Dataset rows about figures
>> start
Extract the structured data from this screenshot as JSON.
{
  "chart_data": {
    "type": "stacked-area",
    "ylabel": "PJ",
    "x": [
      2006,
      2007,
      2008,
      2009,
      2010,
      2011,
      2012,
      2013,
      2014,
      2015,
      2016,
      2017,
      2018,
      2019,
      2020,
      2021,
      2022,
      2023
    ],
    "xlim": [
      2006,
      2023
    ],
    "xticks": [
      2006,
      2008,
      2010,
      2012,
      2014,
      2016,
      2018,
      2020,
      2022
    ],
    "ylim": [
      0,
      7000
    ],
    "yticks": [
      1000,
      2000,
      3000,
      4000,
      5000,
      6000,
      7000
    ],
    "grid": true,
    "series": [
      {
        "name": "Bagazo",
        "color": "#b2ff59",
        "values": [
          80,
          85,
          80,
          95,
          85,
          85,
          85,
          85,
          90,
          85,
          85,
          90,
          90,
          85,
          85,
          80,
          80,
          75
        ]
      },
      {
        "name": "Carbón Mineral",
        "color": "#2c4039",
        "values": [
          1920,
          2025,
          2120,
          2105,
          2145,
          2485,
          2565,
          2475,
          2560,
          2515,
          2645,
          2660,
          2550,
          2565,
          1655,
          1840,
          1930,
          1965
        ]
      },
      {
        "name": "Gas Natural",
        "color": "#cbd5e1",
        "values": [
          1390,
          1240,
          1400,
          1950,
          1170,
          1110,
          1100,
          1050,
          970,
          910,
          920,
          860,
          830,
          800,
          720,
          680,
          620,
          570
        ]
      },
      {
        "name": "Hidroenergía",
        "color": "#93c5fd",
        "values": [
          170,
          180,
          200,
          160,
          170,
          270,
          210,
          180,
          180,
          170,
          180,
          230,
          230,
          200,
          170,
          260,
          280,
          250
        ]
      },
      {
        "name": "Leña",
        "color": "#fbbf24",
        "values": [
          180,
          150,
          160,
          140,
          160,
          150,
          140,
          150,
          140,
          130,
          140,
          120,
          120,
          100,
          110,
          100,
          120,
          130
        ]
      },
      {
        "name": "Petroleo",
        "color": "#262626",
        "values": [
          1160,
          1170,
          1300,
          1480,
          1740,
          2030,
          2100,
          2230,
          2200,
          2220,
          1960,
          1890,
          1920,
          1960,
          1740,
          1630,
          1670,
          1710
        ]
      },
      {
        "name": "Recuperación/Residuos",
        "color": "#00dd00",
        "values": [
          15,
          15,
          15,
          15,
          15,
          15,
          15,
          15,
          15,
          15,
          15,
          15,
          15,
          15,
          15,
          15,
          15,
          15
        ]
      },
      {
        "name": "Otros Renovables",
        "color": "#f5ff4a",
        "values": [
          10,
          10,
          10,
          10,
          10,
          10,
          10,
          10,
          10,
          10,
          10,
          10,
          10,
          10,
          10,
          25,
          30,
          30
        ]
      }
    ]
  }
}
>> end
> **Exercise aim**
Extract all the entries word for word.

> **The output**
Extract the structured data from this screenshot as JSON.
{
  "chart_data": {
    "type": "stacked-area",
    "ylabel": "PJ",
    "x": [
      2006,
      2007,
      2008,
      2009,
      2010,
      2011,
      2012,
      2013,
      2014,
      2015,
      2016,
      2017,
      2018,
      2019,
      2020,
      2021,
      2022,
      2023
    ],
    "xlim": [
      2006,
      2023
    ],
    "xticks": [
      2006,
      2008,
      2010,
      2012,
      2014,
      2016,
      2018,
      2020,
      2022
    ],
    "ylim": [
      0,
      7000
    ],
    "yticks": [
      1000,
      2000,
      3000,
      4000,
      5000,
      6000,
      7000
    ],
    "grid": true,
    "series": [
      {
        "name": "Bagazo",
        "color": "#b2ff59",
        "values": [
          80,
          85,
          80,
          95,
          85,
          85,
          85,
          85,
          90,
          85,
          85,
          90,
          90,
          85,
          85,
          80,
          80,
          75
        ]
      },
      {
        "name": "Carbón Mineral",
        "color": "#2c4039",
        "values": [
          1920,
          2025,
          2120,
          2105,
          2145,
          2485,
          2565,
          2475,
          2560,
          2515,
          2645,
          2660,
          2550,
          2565,
          1655,
          1840,
          1930,
          1965
        ]
      },
      {
        "name": "Gas Natural",
        "color": "#cbd5e1",
        "values": [
          1390,
          1240,
          1400,
          1950,
          1170,
          1110,
          1100,
          1050,
          970,
          910,
          920,
          860,
          830,
          800,
          720,
          680,
          620,
          570
        ]
      },
      {
        "name": "Hidroenergía",
        "color": "#93c5fd",
        "values": [
          170,
          180,
          200,
          160,
          170,
          270,
          210,
          180,
          180,
          170,
          180,
          230,
          230,
          200,
          170,
          260,
          280,
          250
        ]
      },
      {
        "name": "Leña",
        "color": "#fbbf24",
        "values": [
          180,
          150,
          160,
          140,
          160,
          150,
          140,
          150,
          140,
          130,
          140,
          120,
          120,
          100,
          110,
          100,
          120,
          130
        ]
      },
      {
        "name": "Petroleo",
        "color": "#262626",
        "values": [
          1160,
          1170,
          1300,
          1480,
          1740,
          2030,
          2100,
          2230,
          2200,
          2220,
          1960,
          1890,
          1920,
          1960,
          1740,
          1630,
          1670,
          1710
        ]
      },
      {
        "name": "Recuperación/Residuos",
        "color": "#00dd00",
        "values": [
          15,
          15,
          15,
          15,
          15,
          15,
          15,
          15,
          15,
          15,
          15,
          15,
          15,
          15,
          15,
          15,
          15,
          15
        ]
      },
      {
        "name": "Otros Renovables",
        "color": "#f5ff4a",
        "values": [
          10,
          10,
          10,
          10,
          10,
          10,
          10,
          10,
          10,
          10,
          10,
          10,
          10,
          10,
          10,
          25,
          30,
          30
        ]
      }
    ]
  }
}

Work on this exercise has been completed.